*JOB*: Pull out every line containing the string "white".

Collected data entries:
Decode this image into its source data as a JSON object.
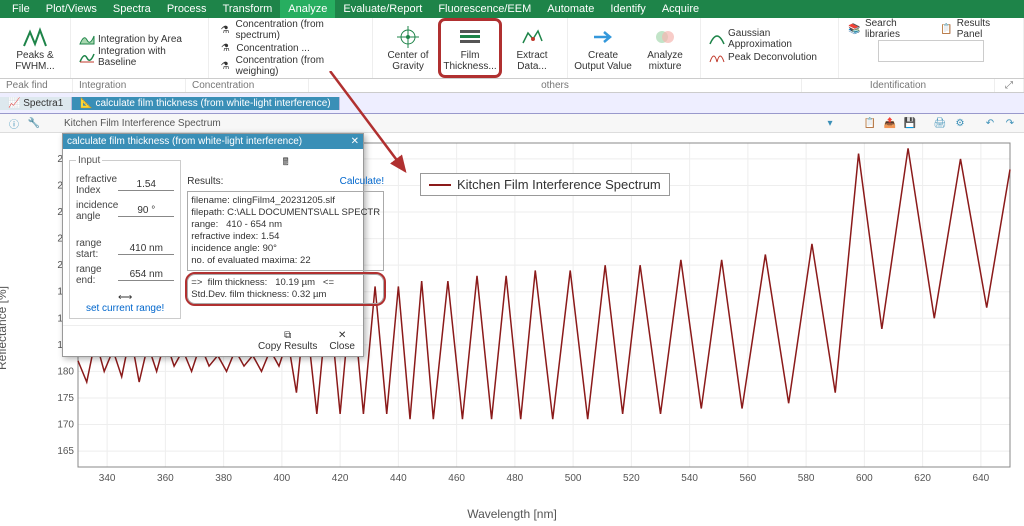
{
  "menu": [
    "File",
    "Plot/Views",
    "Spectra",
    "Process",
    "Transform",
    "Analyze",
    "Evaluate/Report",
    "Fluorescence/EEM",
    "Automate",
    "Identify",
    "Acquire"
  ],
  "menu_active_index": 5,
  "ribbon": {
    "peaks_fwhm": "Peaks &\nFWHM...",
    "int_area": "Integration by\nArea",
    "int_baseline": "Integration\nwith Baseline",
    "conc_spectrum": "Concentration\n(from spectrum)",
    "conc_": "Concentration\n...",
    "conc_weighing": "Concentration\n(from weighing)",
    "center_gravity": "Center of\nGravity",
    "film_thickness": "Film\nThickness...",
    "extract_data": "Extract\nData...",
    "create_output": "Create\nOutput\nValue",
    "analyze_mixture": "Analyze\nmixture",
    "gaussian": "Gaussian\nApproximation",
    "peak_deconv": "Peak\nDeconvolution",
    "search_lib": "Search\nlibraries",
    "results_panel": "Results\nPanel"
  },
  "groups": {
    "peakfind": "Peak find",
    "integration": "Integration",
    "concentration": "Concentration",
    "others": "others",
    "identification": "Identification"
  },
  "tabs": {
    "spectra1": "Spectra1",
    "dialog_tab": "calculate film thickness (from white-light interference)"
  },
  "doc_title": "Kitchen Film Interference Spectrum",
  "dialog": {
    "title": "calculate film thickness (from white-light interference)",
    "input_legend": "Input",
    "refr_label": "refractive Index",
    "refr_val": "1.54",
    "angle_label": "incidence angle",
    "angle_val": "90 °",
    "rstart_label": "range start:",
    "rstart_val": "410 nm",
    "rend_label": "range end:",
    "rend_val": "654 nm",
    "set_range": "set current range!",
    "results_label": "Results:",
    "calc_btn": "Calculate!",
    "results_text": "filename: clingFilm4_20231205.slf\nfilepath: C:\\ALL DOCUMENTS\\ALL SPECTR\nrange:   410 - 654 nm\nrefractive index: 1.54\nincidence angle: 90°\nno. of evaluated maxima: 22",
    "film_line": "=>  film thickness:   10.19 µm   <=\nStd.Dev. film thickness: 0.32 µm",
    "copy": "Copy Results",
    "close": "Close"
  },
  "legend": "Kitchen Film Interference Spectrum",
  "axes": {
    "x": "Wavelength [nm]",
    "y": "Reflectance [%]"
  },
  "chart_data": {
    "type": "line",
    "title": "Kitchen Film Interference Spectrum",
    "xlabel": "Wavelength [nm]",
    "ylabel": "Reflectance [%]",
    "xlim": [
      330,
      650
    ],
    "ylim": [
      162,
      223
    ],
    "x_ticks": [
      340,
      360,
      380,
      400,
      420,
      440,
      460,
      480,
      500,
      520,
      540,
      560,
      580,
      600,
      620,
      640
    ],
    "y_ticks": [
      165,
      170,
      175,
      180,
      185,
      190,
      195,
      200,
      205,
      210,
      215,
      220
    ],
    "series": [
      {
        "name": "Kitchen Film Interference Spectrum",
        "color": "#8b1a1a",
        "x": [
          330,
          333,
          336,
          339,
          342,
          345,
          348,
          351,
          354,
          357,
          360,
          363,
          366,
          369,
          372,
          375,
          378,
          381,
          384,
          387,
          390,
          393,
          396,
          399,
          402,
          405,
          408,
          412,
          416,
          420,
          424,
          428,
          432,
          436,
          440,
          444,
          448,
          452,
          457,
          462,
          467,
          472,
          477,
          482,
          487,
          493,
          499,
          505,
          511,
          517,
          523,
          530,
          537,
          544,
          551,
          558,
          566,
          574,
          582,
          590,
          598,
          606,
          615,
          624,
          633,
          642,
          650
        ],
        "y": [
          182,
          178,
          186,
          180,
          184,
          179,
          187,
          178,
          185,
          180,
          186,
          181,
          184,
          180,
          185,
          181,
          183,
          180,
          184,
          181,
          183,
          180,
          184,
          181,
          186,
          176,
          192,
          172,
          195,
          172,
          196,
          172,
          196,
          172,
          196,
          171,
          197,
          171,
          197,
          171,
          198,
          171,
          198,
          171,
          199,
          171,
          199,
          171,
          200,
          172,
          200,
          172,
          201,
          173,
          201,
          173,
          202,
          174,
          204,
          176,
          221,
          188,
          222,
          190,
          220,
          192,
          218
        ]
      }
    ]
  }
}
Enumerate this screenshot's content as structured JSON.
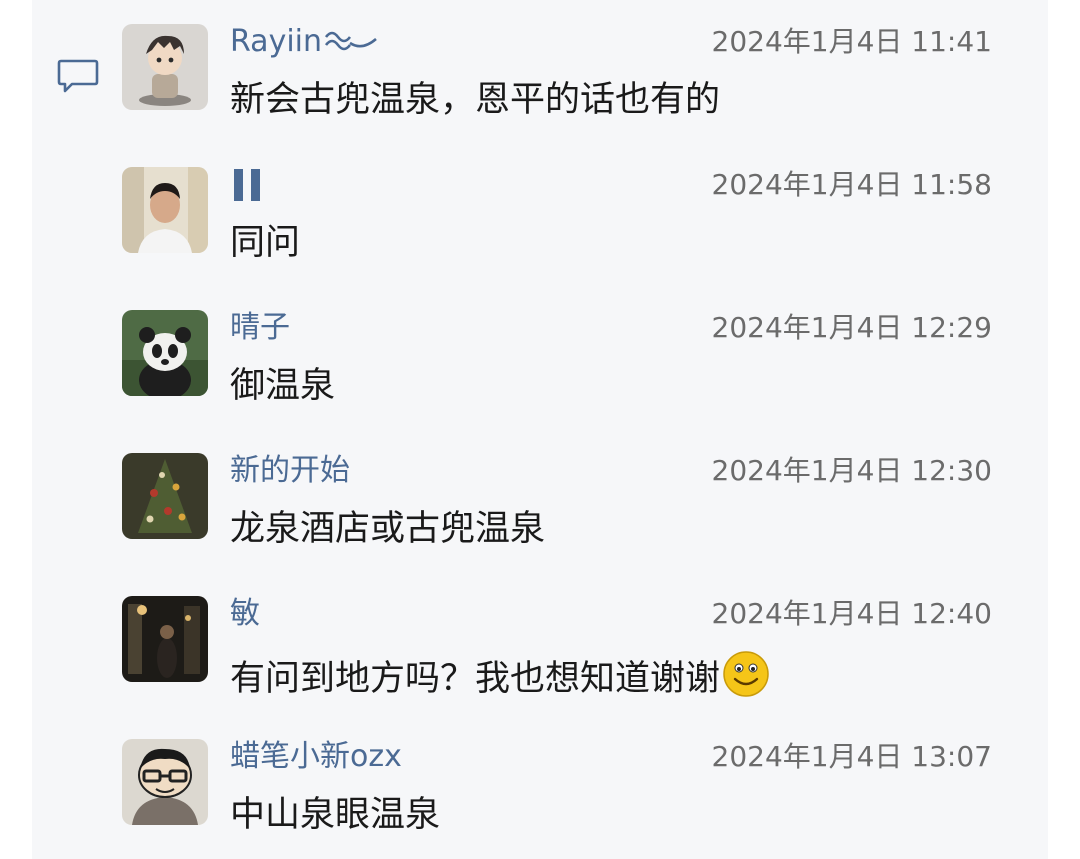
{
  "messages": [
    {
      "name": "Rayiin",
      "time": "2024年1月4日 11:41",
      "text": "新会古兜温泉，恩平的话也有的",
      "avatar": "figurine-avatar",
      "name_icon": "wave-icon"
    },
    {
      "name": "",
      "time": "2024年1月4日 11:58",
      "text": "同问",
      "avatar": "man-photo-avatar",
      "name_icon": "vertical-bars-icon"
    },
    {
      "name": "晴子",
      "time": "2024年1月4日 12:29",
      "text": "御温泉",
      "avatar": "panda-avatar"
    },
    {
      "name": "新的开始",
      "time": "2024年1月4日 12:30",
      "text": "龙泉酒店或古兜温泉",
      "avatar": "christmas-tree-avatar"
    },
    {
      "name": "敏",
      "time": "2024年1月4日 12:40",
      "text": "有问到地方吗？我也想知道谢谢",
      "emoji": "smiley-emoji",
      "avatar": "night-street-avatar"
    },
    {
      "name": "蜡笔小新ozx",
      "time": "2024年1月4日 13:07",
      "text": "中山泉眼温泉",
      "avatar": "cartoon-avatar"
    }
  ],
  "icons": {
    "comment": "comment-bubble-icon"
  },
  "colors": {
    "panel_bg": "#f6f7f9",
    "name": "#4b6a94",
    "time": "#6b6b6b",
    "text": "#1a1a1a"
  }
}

*OUTPUT OF THE EXERCISE*:
    "dialog_tab": "calculate film thickness (from white-light interference)"
    "title": "calculate film thickness (from white-light interference)",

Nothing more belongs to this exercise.